**Part of a data file**
■ ■ ■ ■ ■ ■ ■

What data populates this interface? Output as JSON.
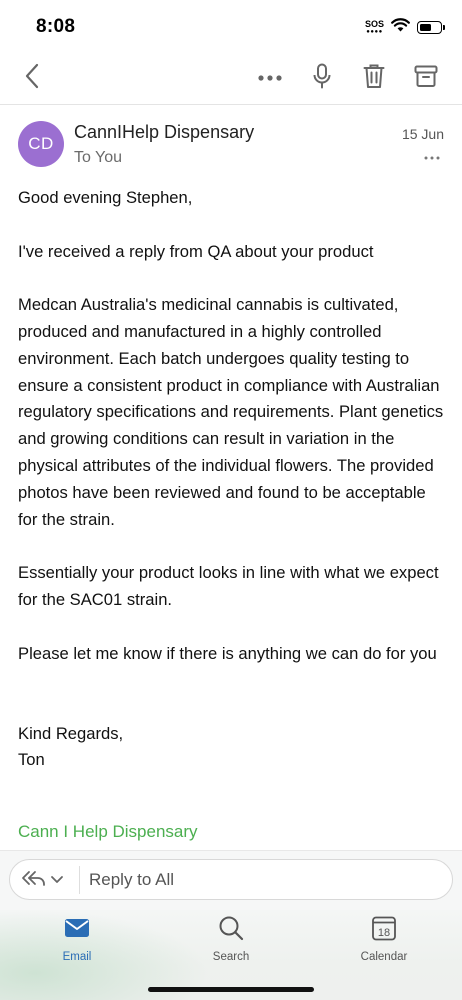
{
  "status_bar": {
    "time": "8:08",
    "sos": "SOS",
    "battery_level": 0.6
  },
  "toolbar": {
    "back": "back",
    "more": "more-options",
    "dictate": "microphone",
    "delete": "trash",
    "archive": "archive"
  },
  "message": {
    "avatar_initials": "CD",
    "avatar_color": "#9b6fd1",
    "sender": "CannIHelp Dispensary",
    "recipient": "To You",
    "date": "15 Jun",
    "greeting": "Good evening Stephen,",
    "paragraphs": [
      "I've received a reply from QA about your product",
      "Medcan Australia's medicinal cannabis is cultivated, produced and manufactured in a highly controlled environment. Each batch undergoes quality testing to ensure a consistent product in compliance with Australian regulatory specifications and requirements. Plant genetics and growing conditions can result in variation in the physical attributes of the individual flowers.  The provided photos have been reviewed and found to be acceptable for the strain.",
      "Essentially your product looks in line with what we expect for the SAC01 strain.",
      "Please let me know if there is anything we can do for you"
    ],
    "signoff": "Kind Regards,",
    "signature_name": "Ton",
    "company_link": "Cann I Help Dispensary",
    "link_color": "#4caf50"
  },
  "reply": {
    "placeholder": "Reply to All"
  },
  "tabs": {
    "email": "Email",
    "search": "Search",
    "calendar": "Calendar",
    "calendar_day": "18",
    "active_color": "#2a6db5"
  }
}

■ ■ ■ ■ ■ ■ ■

**GIVEN EXERCISE**
Copy every line of the data exactly as written, excluding the pictures.

**RESULT BELOW**
What data populates this interface? Output as JSON.
{
  "status_bar": {
    "time": "8:08",
    "sos": "SOS",
    "battery_level": 0.6
  },
  "toolbar": {
    "back": "back",
    "more": "more-options",
    "dictate": "microphone",
    "delete": "trash",
    "archive": "archive"
  },
  "message": {
    "avatar_initials": "CD",
    "avatar_color": "#9b6fd1",
    "sender": "CannIHelp Dispensary",
    "recipient": "To You",
    "date": "15 Jun",
    "greeting": "Good evening Stephen,",
    "paragraphs": [
      "I've received a reply from QA about your product",
      "Medcan Australia's medicinal cannabis is cultivated, produced and manufactured in a highly controlled environment. Each batch undergoes quality testing to ensure a consistent product in compliance with Australian regulatory specifications and requirements. Plant genetics and growing conditions can result in variation in the physical attributes of the individual flowers.  The provided photos have been reviewed and found to be acceptable for the strain.",
      "Essentially your product looks in line with what we expect for the SAC01 strain.",
      "Please let me know if there is anything we can do for you"
    ],
    "signoff": "Kind Regards,",
    "signature_name": "Ton",
    "company_link": "Cann I Help Dispensary",
    "link_color": "#4caf50"
  },
  "reply": {
    "placeholder": "Reply to All"
  },
  "tabs": {
    "email": "Email",
    "search": "Search",
    "calendar": "Calendar",
    "calendar_day": "18",
    "active_color": "#2a6db5"
  }
}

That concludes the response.